• What you have to do
Repeat each record below exactly, dropping the pictures.
+ + + + +
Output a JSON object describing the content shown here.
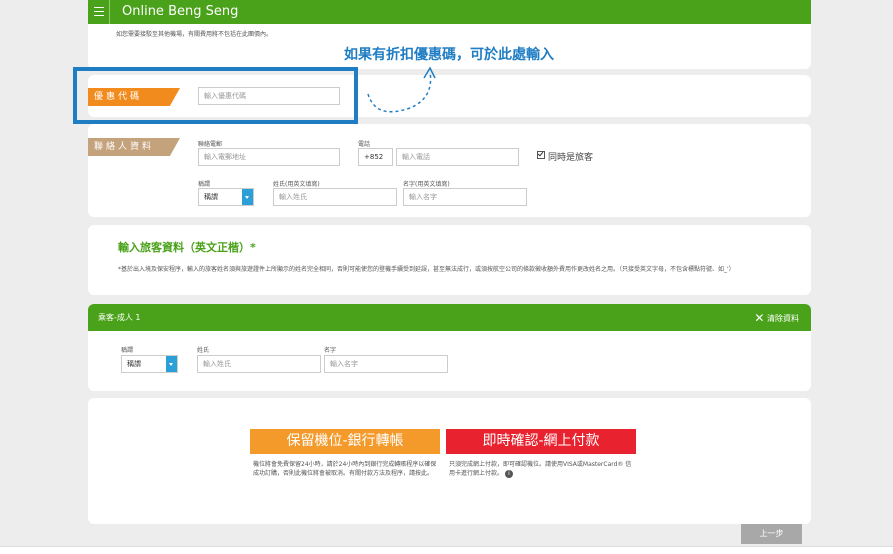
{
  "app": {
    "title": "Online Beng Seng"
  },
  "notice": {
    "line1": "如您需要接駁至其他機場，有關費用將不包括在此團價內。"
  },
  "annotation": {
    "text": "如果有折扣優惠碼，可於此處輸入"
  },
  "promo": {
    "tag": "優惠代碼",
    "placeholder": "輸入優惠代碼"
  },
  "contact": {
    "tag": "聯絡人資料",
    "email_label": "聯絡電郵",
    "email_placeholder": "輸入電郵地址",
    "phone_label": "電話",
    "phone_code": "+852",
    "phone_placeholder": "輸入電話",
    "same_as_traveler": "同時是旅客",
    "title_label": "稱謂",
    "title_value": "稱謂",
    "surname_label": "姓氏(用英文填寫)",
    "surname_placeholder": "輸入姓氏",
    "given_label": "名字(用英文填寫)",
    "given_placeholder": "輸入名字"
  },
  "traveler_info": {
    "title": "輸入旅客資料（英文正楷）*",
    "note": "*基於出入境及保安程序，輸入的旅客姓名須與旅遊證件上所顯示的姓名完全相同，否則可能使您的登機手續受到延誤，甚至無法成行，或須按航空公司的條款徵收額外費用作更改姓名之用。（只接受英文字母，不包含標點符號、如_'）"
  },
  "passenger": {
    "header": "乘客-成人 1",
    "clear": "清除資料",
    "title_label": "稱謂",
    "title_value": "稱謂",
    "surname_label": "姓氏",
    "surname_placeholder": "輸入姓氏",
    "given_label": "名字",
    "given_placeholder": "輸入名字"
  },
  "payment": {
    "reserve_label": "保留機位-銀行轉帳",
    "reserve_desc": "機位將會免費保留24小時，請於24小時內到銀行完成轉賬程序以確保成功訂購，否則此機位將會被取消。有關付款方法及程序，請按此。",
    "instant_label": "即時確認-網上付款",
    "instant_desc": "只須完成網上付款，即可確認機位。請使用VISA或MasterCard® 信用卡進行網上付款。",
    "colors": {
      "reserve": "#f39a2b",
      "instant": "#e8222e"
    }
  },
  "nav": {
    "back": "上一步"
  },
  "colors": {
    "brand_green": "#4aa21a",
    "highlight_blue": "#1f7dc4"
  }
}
+ + + + +
• Solution to the problem
Output a JSON object describing the content shown here.
{
  "app": {
    "title": "Online Beng Seng"
  },
  "notice": {
    "line1": "如您需要接駁至其他機場，有關費用將不包括在此團價內。"
  },
  "annotation": {
    "text": "如果有折扣優惠碼，可於此處輸入"
  },
  "promo": {
    "tag": "優惠代碼",
    "placeholder": "輸入優惠代碼"
  },
  "contact": {
    "tag": "聯絡人資料",
    "email_label": "聯絡電郵",
    "email_placeholder": "輸入電郵地址",
    "phone_label": "電話",
    "phone_code": "+852",
    "phone_placeholder": "輸入電話",
    "same_as_traveler": "同時是旅客",
    "title_label": "稱謂",
    "title_value": "稱謂",
    "surname_label": "姓氏(用英文填寫)",
    "surname_placeholder": "輸入姓氏",
    "given_label": "名字(用英文填寫)",
    "given_placeholder": "輸入名字"
  },
  "traveler_info": {
    "title": "輸入旅客資料（英文正楷）*",
    "note": "*基於出入境及保安程序，輸入的旅客姓名須與旅遊證件上所顯示的姓名完全相同，否則可能使您的登機手續受到延誤，甚至無法成行，或須按航空公司的條款徵收額外費用作更改姓名之用。（只接受英文字母，不包含標點符號、如_'）"
  },
  "passenger": {
    "header": "乘客-成人 1",
    "clear": "清除資料",
    "title_label": "稱謂",
    "title_value": "稱謂",
    "surname_label": "姓氏",
    "surname_placeholder": "輸入姓氏",
    "given_label": "名字",
    "given_placeholder": "輸入名字"
  },
  "payment": {
    "reserve_label": "保留機位-銀行轉帳",
    "reserve_desc": "機位將會免費保留24小時，請於24小時內到銀行完成轉賬程序以確保成功訂購，否則此機位將會被取消。有關付款方法及程序，請按此。",
    "instant_label": "即時確認-網上付款",
    "instant_desc": "只須完成網上付款，即可確認機位。請使用VISA或MasterCard® 信用卡進行網上付款。",
    "colors": {
      "reserve": "#f39a2b",
      "instant": "#e8222e"
    }
  },
  "nav": {
    "back": "上一步"
  },
  "colors": {
    "brand_green": "#4aa21a",
    "highlight_blue": "#1f7dc4"
  }
}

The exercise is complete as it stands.